Stored items
_____

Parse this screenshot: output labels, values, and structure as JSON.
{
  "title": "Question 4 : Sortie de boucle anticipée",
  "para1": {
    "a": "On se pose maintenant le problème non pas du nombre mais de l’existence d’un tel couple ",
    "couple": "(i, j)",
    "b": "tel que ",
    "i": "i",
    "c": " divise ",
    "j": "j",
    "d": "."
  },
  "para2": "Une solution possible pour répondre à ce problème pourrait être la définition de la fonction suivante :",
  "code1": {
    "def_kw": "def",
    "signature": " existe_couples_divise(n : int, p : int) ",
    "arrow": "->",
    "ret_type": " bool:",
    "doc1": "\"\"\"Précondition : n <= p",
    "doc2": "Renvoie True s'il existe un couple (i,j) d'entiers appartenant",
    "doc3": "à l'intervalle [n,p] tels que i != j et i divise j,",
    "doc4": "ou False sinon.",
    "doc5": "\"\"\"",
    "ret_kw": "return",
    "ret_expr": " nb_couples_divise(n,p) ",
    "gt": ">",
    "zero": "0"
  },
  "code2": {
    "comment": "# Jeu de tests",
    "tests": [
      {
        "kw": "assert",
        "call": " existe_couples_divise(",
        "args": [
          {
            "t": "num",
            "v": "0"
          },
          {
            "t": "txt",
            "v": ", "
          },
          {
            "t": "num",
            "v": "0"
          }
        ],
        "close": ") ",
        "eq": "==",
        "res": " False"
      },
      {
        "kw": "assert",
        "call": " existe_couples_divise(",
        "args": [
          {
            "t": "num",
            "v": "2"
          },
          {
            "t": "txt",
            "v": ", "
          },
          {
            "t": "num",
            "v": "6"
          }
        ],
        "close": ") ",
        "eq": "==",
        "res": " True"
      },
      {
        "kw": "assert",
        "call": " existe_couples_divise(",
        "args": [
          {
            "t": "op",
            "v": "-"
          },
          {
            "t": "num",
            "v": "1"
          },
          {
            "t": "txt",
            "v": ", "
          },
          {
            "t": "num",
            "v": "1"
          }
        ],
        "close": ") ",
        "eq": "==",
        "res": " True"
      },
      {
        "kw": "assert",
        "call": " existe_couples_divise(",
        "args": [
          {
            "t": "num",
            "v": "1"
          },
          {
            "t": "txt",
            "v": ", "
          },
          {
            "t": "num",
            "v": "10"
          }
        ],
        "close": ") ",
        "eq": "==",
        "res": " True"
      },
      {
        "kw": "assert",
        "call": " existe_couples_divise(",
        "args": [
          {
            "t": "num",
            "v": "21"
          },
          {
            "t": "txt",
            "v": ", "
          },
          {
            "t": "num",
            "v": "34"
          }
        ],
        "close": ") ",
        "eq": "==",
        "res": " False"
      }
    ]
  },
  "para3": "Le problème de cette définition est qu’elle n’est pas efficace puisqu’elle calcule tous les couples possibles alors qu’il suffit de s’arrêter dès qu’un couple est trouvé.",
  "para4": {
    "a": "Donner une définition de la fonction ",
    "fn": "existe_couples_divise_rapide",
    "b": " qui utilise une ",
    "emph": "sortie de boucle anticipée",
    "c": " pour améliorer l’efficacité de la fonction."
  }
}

_____

EXERCISE DETAILS: Extract every line containing the string "boucle" from the data above.

EXERCISE RESPONSE:
  "title": "Question 4 : Sortie de boucle anticipée",
    "emph": "sortie de boucle anticipée",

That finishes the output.